Copy every line of the records below where the word "Database" occurs.

* * *

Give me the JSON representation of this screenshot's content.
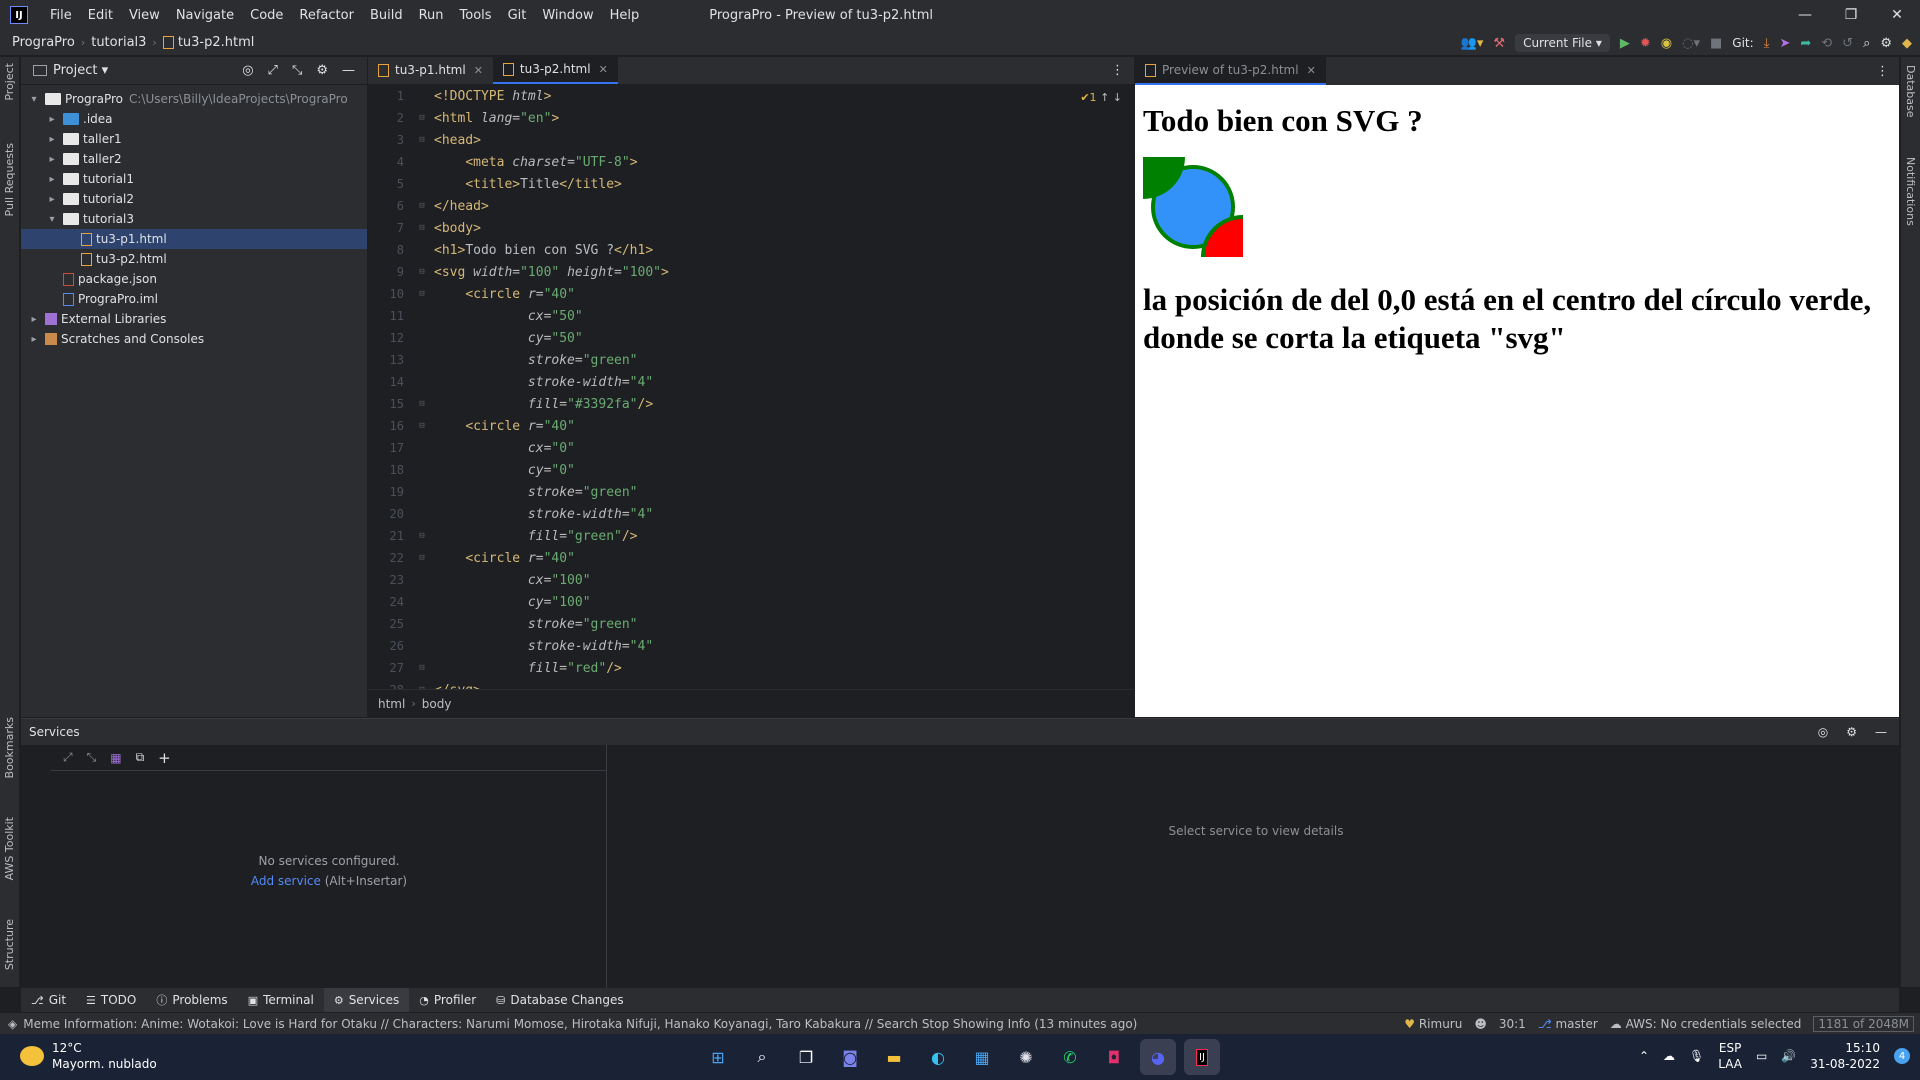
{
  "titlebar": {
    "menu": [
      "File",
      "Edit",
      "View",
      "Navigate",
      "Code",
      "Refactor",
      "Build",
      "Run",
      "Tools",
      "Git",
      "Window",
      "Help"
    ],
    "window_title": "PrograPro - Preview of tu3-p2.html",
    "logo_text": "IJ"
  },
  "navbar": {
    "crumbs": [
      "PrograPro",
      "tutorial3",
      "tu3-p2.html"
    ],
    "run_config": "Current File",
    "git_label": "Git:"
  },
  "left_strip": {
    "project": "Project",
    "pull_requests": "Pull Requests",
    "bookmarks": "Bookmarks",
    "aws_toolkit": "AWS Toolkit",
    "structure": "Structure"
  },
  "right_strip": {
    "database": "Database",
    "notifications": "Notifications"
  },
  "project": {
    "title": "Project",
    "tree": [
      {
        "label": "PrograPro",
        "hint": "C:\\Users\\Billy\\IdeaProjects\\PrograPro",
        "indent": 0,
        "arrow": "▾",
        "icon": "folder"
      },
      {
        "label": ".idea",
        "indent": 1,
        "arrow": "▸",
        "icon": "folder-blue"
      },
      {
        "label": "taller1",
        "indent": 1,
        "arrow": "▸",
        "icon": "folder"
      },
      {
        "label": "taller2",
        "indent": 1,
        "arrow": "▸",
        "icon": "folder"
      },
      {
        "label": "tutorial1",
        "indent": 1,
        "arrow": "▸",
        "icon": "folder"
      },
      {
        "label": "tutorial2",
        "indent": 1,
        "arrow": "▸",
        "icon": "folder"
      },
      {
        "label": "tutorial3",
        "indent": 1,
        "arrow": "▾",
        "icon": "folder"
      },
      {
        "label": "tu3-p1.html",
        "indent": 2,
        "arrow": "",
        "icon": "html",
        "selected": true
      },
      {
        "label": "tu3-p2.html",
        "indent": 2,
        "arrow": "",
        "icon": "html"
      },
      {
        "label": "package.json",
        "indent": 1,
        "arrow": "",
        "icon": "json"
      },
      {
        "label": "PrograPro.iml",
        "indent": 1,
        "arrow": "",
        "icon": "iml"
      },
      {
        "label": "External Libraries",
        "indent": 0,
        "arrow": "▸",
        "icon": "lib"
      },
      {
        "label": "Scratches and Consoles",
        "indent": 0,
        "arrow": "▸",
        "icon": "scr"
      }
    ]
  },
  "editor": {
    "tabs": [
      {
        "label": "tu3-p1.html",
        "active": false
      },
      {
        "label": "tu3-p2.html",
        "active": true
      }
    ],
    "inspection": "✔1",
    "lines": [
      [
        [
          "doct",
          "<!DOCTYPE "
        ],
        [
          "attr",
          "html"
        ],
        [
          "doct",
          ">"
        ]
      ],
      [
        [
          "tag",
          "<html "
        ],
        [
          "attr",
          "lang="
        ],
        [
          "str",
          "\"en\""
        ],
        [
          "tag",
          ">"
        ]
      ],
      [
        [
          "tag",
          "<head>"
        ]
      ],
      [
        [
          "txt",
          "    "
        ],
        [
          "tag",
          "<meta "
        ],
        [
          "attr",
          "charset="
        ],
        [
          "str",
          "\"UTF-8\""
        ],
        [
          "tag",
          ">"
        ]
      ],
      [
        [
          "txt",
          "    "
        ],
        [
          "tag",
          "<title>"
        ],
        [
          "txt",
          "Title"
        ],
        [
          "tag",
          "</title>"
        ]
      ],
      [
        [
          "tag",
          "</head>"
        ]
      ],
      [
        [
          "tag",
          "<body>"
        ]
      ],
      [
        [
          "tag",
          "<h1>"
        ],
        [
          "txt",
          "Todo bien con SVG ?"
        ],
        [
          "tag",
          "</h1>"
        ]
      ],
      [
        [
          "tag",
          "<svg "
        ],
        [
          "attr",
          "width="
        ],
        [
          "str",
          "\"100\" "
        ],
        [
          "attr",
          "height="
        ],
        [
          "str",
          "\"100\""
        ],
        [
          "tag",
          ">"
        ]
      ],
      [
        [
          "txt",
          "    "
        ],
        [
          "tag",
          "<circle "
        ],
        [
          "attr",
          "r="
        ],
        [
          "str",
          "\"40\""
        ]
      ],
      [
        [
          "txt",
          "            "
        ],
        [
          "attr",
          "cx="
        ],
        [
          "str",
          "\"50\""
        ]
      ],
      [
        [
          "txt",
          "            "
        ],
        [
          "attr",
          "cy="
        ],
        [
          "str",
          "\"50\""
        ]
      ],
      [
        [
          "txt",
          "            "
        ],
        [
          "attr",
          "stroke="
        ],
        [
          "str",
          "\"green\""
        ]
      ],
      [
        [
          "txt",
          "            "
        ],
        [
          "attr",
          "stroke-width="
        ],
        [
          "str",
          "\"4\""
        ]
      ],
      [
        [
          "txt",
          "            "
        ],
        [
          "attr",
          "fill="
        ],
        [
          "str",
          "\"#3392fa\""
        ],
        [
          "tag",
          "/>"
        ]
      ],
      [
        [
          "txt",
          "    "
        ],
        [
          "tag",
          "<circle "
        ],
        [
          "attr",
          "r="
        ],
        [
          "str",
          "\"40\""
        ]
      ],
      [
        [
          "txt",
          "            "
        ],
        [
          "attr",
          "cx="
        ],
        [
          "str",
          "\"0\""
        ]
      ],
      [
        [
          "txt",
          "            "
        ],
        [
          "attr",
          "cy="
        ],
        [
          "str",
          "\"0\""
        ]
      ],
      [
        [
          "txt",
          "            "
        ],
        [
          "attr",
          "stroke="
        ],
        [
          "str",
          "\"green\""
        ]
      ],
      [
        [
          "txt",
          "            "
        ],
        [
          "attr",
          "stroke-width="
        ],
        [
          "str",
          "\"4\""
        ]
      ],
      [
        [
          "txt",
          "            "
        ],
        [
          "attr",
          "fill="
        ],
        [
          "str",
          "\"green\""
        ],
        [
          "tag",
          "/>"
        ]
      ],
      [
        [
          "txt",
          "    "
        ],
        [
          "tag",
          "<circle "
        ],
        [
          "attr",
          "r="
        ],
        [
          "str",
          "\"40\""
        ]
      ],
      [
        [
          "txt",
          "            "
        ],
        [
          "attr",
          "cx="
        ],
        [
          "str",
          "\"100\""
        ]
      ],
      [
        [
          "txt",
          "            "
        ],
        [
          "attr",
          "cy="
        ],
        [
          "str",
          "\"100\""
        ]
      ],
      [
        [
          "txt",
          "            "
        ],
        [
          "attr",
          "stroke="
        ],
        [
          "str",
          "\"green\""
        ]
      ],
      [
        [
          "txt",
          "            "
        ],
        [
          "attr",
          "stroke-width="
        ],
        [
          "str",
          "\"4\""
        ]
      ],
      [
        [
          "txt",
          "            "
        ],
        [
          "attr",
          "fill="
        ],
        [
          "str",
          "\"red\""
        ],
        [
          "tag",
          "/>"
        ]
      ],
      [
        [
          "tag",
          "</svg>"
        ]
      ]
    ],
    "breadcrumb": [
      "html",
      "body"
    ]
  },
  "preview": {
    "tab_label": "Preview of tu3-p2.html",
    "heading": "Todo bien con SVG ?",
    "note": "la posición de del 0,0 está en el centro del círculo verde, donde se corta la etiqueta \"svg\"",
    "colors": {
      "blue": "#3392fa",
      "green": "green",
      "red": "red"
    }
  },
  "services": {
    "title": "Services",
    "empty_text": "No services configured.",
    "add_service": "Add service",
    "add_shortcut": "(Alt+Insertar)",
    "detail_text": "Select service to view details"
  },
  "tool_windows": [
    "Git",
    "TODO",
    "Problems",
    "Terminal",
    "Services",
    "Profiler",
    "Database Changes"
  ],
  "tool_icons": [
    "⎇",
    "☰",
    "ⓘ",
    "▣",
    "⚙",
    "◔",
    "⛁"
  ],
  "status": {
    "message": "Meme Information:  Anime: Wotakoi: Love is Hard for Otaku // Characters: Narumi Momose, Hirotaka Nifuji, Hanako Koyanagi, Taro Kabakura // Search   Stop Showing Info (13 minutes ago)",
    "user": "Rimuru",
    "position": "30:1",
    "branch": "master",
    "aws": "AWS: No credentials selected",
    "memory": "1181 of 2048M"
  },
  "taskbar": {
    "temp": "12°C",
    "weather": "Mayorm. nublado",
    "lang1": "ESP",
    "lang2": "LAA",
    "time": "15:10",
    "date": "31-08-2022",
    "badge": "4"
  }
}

* * *

Answer to the exercise:
    "database": "Database",
    "Database Changes"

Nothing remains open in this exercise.